▶ Excerpted records
■ ■ ■ ■ ■

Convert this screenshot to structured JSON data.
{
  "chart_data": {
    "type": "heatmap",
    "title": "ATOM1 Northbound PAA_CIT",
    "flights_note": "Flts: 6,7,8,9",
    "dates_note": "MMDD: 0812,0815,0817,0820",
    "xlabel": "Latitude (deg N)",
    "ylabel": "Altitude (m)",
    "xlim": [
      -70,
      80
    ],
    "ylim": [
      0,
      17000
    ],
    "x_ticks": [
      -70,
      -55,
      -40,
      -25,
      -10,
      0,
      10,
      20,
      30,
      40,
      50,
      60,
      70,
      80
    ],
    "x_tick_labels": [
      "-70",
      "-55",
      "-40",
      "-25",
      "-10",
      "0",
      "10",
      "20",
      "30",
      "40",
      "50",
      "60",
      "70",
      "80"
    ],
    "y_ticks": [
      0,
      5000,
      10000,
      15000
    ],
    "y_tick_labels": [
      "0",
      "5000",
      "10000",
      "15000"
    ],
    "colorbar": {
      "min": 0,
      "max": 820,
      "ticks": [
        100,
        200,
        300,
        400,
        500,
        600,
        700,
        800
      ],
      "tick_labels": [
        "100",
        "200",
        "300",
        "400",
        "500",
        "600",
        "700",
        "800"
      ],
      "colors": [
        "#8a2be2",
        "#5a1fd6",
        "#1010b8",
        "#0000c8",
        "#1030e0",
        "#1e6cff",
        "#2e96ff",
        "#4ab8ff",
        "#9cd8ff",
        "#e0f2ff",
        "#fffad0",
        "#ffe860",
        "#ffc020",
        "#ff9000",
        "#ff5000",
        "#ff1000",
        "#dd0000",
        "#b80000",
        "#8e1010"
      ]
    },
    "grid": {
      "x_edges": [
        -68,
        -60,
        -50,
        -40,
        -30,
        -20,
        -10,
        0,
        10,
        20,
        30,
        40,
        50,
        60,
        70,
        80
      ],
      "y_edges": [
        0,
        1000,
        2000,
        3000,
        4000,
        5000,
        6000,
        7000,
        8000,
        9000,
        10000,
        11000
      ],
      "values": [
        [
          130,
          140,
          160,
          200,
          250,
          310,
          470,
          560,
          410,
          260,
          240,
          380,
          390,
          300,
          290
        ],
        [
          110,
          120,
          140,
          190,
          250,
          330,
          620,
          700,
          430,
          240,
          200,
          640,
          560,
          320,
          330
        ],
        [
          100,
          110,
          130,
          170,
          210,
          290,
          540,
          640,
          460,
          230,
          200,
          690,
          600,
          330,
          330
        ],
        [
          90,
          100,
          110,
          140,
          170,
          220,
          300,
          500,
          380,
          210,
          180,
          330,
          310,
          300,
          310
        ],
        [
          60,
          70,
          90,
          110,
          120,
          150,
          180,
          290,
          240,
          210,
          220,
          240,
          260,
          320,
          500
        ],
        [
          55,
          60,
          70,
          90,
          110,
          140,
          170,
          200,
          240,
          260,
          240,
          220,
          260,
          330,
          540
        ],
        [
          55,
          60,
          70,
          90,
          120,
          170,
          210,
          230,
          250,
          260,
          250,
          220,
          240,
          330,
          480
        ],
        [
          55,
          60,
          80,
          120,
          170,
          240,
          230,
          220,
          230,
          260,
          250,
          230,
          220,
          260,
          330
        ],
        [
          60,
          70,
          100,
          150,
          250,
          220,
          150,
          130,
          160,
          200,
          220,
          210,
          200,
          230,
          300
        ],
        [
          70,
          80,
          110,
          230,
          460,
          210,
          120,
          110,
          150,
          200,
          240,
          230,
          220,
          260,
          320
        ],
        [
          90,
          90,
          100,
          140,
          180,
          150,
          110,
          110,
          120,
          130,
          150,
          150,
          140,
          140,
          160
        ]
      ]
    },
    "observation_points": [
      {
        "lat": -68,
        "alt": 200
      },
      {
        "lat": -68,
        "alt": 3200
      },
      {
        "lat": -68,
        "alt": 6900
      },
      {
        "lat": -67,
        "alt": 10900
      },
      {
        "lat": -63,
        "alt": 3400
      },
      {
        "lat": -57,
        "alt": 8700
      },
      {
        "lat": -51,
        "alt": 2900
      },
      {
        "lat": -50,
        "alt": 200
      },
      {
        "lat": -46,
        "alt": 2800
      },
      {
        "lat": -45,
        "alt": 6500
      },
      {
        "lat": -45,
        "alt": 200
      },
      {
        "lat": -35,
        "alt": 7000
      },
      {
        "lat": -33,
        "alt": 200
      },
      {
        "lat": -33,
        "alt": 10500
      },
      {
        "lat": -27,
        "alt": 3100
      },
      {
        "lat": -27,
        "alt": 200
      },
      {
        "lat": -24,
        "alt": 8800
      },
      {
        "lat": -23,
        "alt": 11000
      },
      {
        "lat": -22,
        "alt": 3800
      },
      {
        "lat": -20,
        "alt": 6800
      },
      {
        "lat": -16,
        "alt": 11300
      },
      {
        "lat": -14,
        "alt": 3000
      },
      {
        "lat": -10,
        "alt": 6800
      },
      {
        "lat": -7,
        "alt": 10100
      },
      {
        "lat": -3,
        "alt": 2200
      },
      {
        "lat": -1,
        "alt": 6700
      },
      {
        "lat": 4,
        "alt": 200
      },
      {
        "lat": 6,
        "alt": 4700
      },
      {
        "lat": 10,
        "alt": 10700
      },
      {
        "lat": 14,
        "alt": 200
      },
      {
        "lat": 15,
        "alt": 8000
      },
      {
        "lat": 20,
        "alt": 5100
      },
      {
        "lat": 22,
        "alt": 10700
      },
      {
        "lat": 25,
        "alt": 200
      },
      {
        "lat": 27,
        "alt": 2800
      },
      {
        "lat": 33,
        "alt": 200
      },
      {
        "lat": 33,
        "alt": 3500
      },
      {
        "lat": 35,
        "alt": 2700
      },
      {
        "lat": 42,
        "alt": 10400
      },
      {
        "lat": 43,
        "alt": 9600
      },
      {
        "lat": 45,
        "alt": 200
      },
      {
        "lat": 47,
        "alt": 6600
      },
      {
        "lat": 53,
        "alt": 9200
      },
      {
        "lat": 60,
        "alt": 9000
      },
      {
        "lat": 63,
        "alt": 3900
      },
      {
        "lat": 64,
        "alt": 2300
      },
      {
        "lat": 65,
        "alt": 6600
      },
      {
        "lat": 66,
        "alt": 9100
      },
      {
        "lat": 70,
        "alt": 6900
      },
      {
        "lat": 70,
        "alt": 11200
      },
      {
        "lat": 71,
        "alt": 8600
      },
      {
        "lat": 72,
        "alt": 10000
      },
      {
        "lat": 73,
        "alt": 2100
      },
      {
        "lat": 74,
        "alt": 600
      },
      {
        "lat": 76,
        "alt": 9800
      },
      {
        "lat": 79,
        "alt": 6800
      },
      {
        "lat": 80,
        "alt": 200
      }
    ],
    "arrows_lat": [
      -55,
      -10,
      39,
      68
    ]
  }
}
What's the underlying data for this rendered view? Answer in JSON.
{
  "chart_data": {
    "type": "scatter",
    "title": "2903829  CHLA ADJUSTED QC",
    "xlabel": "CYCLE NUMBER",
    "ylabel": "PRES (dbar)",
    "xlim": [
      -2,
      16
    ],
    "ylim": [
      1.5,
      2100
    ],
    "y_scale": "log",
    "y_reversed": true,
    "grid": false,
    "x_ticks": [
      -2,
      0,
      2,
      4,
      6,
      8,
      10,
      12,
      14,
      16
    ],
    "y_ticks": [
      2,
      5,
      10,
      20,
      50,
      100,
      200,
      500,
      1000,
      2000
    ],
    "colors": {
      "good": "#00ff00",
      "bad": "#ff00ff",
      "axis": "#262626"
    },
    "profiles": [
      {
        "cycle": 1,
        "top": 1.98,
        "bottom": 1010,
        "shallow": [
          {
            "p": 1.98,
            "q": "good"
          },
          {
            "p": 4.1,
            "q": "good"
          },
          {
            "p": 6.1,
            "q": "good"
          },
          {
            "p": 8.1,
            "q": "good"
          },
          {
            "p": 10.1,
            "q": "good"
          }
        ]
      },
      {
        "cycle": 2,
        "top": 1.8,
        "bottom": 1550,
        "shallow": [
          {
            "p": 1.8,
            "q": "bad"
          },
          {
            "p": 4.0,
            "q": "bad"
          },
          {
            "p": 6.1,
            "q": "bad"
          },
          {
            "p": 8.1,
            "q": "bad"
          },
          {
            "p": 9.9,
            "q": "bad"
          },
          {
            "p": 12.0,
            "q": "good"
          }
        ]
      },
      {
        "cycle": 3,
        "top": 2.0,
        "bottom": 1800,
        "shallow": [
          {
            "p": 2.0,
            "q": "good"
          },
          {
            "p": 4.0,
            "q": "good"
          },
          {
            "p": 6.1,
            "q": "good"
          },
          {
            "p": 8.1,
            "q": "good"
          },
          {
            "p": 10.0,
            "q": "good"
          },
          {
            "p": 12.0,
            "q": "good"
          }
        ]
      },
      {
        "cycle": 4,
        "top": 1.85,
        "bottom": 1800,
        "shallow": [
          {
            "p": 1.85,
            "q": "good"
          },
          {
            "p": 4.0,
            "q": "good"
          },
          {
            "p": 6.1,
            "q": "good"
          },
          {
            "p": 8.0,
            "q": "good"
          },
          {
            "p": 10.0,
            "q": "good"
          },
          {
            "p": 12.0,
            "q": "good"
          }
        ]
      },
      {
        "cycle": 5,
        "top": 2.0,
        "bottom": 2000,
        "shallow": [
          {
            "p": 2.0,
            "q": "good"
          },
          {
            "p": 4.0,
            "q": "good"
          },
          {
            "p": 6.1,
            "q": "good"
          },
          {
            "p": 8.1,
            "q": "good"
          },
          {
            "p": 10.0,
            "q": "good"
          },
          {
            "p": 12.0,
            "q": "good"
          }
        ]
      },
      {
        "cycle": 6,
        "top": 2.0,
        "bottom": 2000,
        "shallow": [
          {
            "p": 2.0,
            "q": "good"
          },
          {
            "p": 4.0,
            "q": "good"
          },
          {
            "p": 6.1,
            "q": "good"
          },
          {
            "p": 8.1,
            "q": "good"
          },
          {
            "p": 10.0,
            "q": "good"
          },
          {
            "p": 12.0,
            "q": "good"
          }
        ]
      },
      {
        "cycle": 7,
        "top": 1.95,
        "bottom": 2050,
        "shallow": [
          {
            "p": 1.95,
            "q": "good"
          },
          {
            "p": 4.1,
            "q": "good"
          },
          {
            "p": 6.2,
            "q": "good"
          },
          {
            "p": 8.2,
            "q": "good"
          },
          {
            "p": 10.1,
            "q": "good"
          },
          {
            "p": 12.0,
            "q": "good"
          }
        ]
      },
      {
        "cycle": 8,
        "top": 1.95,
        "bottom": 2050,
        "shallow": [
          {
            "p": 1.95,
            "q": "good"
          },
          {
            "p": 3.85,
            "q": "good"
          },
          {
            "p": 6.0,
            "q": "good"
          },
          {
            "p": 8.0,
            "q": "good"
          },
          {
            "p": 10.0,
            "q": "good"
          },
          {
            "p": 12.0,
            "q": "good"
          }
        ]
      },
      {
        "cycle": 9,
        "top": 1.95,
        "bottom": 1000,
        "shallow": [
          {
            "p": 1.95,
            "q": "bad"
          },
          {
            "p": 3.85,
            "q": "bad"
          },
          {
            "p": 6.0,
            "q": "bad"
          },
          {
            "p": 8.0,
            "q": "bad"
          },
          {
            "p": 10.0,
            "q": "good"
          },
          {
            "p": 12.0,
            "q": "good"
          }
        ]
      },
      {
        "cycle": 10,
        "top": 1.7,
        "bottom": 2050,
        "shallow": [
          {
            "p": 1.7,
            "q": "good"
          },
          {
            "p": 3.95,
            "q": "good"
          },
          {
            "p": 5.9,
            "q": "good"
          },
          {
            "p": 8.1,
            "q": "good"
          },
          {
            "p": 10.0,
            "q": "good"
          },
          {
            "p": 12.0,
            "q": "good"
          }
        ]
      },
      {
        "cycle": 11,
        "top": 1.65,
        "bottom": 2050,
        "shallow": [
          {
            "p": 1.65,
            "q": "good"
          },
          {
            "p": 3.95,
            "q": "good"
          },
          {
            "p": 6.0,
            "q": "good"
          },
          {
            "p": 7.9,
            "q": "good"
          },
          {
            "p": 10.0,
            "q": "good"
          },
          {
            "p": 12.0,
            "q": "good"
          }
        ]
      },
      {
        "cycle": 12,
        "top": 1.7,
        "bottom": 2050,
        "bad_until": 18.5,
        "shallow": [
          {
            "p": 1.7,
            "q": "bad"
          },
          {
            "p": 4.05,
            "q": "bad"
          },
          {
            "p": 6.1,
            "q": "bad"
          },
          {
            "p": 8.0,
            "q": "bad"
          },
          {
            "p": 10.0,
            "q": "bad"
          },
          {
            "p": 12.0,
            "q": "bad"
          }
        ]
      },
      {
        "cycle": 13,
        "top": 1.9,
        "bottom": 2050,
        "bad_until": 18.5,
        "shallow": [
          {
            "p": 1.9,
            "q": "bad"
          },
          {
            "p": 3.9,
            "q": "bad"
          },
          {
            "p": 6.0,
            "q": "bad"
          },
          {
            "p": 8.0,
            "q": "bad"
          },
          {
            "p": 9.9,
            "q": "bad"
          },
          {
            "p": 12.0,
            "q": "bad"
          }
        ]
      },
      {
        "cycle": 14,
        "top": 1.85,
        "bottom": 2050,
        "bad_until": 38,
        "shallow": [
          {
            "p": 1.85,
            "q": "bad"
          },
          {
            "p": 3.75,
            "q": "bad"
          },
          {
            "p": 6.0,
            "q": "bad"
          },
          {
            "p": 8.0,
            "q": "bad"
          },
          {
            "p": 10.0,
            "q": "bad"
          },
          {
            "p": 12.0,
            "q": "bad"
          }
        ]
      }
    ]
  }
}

■ ■ ■ ■ ■

▶ Instructions for the task
Lines that hold the word "title" are the ones to return, every one of them.

▶ Problem solution
    "title": "ATOM1 Northbound PAA_CIT",
    "title": "2903829  CHLA ADJUSTED QC",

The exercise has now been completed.